__Input records__:
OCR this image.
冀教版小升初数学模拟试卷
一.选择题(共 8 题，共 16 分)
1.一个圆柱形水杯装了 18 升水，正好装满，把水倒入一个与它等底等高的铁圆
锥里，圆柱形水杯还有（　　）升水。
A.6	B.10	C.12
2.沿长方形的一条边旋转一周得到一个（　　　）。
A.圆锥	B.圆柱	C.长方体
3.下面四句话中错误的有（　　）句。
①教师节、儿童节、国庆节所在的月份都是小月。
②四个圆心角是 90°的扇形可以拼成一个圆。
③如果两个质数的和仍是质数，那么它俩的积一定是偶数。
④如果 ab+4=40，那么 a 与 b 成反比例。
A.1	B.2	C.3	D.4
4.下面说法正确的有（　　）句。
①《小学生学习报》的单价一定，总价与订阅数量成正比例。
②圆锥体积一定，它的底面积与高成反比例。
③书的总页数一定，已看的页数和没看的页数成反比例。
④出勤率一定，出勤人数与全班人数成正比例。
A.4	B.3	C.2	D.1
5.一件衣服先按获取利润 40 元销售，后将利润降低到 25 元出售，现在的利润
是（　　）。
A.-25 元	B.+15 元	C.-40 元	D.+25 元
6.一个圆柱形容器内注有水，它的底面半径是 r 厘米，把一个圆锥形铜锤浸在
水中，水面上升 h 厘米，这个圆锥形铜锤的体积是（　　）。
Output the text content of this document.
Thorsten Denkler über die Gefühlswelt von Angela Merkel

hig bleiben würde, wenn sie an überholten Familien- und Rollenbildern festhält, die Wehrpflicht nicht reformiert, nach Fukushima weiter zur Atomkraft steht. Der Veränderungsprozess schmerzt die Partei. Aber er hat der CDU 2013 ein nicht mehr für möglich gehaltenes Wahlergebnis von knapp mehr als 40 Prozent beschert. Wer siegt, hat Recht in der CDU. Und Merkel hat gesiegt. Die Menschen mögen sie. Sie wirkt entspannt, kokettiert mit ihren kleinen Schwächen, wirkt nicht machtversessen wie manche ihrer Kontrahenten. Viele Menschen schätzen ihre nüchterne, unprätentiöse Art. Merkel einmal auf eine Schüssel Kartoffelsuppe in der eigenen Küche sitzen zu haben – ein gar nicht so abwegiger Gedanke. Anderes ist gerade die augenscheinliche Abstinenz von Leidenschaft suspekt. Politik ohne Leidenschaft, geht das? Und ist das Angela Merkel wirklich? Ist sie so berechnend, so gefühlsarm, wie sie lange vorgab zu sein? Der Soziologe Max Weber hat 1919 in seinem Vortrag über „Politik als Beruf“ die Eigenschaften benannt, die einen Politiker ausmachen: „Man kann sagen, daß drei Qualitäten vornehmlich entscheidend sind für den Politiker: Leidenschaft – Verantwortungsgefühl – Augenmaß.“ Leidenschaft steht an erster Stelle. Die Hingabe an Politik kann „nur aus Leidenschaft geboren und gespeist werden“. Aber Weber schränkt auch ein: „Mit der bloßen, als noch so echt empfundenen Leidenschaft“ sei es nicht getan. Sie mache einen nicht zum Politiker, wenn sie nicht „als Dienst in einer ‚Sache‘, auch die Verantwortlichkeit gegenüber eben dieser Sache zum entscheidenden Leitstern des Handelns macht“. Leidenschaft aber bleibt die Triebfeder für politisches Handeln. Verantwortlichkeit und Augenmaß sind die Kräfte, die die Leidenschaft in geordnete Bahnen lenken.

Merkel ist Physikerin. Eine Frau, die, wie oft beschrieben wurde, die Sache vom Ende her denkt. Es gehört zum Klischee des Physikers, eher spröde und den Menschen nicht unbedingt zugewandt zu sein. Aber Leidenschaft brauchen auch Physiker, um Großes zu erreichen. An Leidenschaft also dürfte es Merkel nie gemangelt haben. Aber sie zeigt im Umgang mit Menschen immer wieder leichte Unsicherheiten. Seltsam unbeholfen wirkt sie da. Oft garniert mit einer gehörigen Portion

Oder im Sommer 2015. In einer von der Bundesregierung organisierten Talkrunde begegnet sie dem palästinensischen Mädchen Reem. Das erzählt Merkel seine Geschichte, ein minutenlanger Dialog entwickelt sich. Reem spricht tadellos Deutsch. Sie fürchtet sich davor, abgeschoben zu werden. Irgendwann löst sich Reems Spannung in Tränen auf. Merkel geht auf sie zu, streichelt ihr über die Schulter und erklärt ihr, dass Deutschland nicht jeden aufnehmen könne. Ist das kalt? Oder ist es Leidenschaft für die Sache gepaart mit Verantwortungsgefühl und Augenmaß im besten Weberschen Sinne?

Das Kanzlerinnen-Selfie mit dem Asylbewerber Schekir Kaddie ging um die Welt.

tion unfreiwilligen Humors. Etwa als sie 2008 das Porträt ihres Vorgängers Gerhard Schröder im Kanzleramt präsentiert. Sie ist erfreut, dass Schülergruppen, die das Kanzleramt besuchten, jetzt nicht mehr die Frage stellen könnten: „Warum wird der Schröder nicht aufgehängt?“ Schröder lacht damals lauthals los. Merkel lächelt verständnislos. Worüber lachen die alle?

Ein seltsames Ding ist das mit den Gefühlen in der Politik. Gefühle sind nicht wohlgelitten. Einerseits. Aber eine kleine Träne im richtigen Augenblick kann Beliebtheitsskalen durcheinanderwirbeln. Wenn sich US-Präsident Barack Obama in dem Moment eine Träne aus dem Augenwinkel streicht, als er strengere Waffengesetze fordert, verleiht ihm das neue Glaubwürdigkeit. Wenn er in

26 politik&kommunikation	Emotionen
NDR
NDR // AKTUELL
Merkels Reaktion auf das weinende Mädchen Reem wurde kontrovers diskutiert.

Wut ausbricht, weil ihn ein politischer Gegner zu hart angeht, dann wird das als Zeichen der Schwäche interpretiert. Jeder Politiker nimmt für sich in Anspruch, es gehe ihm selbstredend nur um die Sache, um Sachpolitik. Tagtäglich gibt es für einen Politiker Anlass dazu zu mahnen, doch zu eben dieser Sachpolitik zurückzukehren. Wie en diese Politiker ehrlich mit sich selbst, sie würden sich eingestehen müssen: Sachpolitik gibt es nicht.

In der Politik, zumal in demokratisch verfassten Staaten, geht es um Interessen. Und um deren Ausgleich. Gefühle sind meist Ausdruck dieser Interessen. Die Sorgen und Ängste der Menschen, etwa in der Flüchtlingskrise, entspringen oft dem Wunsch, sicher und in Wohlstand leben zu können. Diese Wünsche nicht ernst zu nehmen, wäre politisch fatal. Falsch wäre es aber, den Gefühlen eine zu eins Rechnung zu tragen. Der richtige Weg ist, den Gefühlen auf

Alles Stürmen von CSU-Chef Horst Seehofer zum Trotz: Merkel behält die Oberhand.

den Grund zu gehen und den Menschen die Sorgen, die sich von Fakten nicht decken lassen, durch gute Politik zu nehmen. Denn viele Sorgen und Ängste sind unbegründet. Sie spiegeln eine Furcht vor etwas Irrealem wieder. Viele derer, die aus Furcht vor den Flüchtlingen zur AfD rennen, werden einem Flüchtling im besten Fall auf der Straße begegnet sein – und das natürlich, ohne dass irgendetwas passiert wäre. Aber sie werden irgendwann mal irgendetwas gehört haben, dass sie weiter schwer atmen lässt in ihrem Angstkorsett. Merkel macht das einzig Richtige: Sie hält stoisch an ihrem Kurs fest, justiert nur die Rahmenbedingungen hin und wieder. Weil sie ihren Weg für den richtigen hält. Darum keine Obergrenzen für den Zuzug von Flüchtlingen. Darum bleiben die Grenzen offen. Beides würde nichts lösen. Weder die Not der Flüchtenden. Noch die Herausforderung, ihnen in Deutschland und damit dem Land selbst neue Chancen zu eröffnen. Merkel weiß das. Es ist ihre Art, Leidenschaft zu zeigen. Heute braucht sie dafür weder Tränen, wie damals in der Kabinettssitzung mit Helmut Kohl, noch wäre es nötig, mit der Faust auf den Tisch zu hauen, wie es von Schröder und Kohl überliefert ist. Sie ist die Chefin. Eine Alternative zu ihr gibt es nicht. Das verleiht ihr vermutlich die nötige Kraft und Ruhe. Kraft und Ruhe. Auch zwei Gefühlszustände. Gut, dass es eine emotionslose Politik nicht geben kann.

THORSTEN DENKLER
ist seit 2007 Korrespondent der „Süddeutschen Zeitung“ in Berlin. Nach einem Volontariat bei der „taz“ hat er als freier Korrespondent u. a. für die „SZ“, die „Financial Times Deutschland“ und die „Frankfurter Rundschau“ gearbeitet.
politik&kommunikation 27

__What is needed__:
Report the number of lines in the entries above that include the string "selbst". Give nothing but the number.

__Result__:
2